**Exercise details**. Find each line that has the string "this" and give the total, with nothing else.

**Extracted data**.

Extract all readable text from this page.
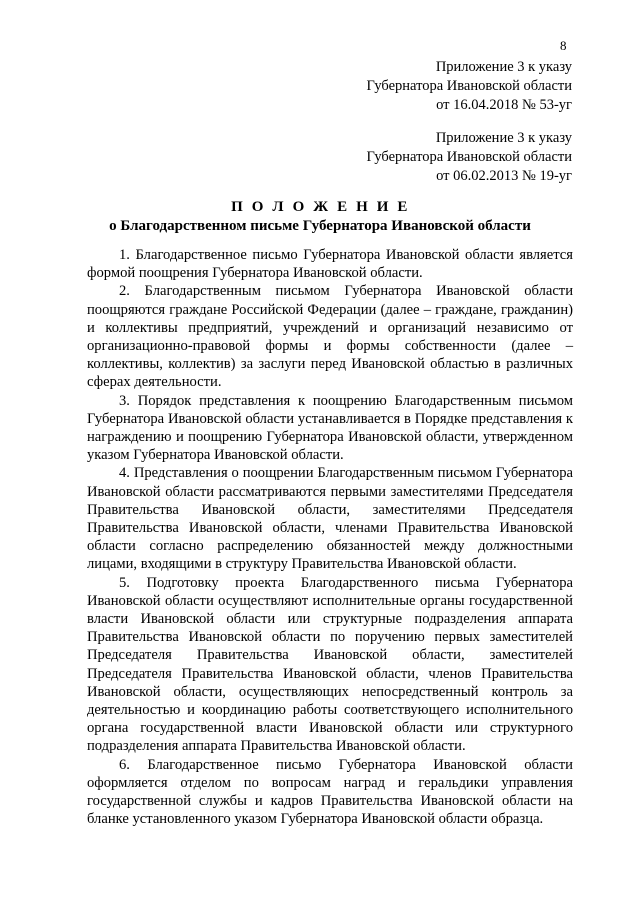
8
Приложение 3 к указу
Губернатора Ивановской области
от 16.04.2018 № 53-уг
Приложение 3 к указу
Губернатора Ивановской области
от 06.02.2013 № 19-уг
П О Л О Ж Е Н И Е
о Благодарственном письме Губернатора Ивановской области

1. Благодарственное письмо Губернатора Ивановской области является формой поощрения Губернатора Ивановской области.

2. Благодарственным письмом Губернатора Ивановской области поощряются граждане Российской Федерации (далее – граждане, гражданин) и коллективы предприятий, учреждений и организаций независимо от организационно-правовой формы и формы собственности (далее – коллективы, коллектив) за заслуги перед Ивановской областью в различных сферах деятельности.

3. Порядок представления к поощрению Благодарственным письмом Губернатора Ивановской области устанавливается в Порядке представления к награждению и поощрению Губернатора Ивановской области, утвержденном указом Губернатора Ивановской области.

4. Представления о поощрении Благодарственным письмом Губернатора Ивановской области рассматриваются первыми заместителями Председателя Правительства Ивановской области, заместителями Председателя Правительства Ивановской области, членами Правительства Ивановской области согласно распределению обязанностей между должностными лицами, входящими в структуру Правительства Ивановской области.

5. Подготовку проекта Благодарственного письма Губернатора Ивановской области осуществляют исполнительные органы государственной власти Ивановской области или структурные подразделения аппарата Правительства Ивановской области по поручению первых заместителей Председателя Правительства Ивановской области, заместителей Председателя Правительства Ивановской области, членов Правительства Ивановской области, осуществляющих непосредственный контроль за деятельностью и координацию работы соответствующего исполнительного органа государственной власти Ивановской области или структурного подразделения аппарата Правительства Ивановской области.

6. Благодарственное письмо Губернатора Ивановской области оформляется отделом по вопросам наград и геральдики управления государственной службы и кадров Правительства Ивановской области на бланке установленного указом Губернатора Ивановской области образца.
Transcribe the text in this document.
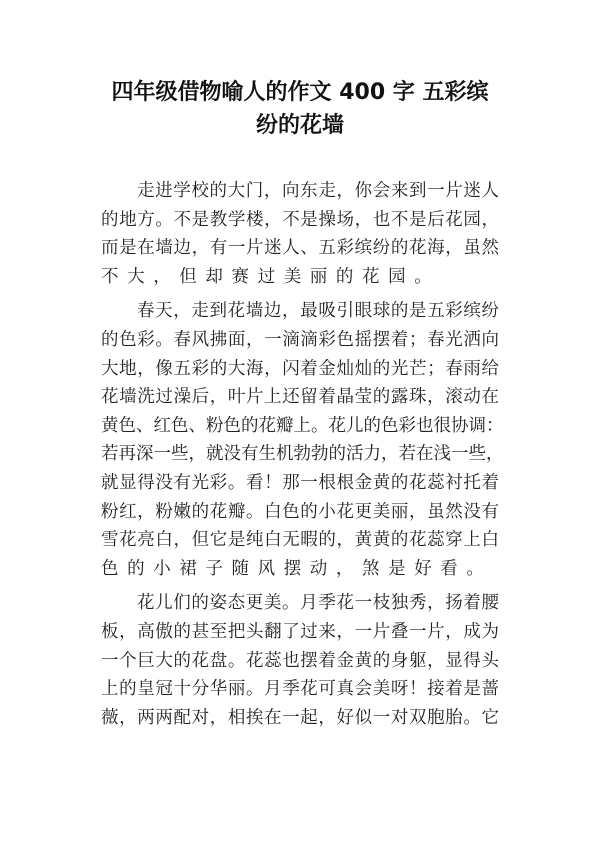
四年级借物喻人的作文 400 字 五彩缤
纷的花墙
走进学校的大门，向东走，你会来到一片迷人
的地方。不是教学楼，不是操场，也不是后花园，
而是在墙边，有一片迷人、五彩缤纷的花海，虽然
不大，但却赛过美丽的花园。
春天，走到花墙边，最吸引眼球的是五彩缤纷
的色彩。春风拂面，一滴滴彩色摇摆着；春光洒向
大地，像五彩的大海，闪着金灿灿的光芒；春雨给
花墙洗过澡后，叶片上还留着晶莹的露珠，滚动在
黄色、红色、粉色的花瓣上。花儿的色彩也很协调：
若再深一些，就没有生机勃勃的活力，若在浅一些，
就显得没有光彩。看！那一根根金黄的花蕊衬托着
粉红，粉嫩的花瓣。白色的小花更美丽，虽然没有
雪花亮白，但它是纯白无暇的，黄黄的花蕊穿上白
色的小裙子随风摆动，煞是好看。
花儿们的姿态更美。月季花一枝独秀，扬着腰
板，高傲的甚至把头翻了过来，一片叠一片，成为
一个巨大的花盘。花蕊也摆着金黄的身躯，显得头
上的皇冠十分华丽。月季花可真会美呀！接着是蔷
薇，两两配对，相挨在一起，好似一对双胞胎。它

**Written response**. 2